Lines that contain the string "ylabel" are to be copied; leave out all others.
# # # # #
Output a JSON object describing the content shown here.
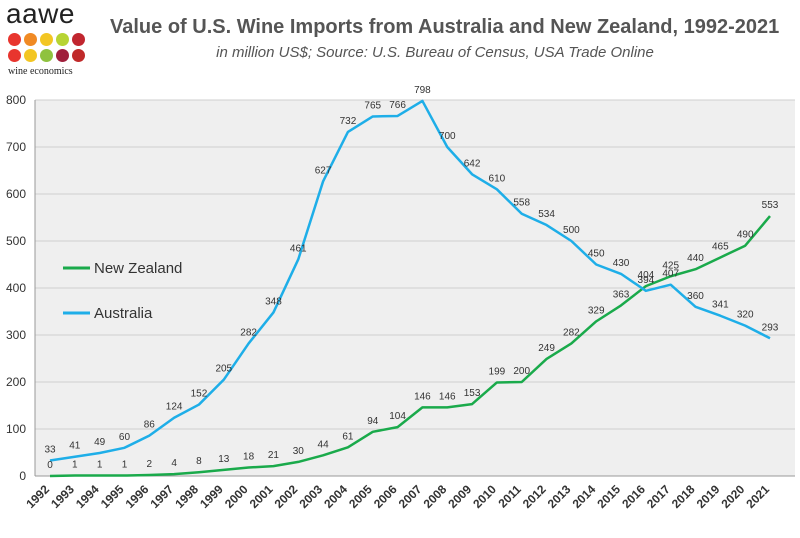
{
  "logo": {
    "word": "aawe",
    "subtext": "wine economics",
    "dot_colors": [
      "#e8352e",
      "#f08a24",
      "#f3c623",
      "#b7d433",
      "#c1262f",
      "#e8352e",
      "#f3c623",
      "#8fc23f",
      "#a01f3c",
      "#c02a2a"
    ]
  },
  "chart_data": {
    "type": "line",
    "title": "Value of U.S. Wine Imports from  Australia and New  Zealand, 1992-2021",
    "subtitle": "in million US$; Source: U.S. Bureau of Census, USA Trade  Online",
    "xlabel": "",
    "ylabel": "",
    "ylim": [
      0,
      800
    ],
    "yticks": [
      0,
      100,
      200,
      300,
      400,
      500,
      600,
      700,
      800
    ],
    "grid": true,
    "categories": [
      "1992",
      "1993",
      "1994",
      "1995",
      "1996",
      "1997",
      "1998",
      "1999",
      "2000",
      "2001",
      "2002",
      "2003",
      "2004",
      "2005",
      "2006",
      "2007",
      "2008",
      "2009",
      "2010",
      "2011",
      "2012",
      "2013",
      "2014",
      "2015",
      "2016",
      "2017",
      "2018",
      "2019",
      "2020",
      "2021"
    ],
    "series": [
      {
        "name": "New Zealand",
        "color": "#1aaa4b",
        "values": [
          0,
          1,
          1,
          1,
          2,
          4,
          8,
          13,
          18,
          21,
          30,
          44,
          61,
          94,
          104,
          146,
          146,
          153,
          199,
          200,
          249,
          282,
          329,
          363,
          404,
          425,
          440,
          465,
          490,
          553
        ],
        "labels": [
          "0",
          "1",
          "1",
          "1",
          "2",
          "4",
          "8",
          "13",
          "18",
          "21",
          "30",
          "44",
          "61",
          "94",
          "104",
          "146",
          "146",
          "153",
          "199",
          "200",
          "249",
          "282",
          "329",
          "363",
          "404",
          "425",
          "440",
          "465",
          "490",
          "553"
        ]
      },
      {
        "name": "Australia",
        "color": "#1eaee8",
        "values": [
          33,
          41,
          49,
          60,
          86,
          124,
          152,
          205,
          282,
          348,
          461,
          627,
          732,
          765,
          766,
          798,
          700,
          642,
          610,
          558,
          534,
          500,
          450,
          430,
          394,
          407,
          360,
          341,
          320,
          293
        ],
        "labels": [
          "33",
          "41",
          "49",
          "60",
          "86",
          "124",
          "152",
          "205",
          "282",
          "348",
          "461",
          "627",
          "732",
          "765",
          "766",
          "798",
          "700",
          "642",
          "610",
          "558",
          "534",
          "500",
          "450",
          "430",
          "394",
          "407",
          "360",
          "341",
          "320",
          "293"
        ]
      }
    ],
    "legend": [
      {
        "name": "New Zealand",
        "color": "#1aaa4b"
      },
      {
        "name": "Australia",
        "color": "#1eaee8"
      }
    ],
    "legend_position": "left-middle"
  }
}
# # # # #
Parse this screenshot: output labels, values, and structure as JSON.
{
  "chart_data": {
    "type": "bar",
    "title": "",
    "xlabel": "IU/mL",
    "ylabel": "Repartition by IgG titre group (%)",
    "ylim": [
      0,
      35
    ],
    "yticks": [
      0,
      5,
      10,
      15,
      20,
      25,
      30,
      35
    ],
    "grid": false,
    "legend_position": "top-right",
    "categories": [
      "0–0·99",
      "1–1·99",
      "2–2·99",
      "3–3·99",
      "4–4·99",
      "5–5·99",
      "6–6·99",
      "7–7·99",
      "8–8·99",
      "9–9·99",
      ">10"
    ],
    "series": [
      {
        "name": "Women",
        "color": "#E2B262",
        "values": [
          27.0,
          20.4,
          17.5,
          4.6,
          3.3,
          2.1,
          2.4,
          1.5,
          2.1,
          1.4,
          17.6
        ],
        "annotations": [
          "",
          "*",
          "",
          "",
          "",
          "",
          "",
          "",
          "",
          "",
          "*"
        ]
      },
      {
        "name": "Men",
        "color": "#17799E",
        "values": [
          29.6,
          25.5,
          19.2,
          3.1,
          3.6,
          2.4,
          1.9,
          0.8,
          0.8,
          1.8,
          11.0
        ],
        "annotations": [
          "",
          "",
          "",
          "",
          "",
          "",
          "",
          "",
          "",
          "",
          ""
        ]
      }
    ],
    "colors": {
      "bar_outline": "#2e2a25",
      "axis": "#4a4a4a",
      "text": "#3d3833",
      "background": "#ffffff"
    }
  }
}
# # # # #
### Solution for this problem
    "ylabel": "",
    "ylabel": "Repartition by IgG titre group (%)",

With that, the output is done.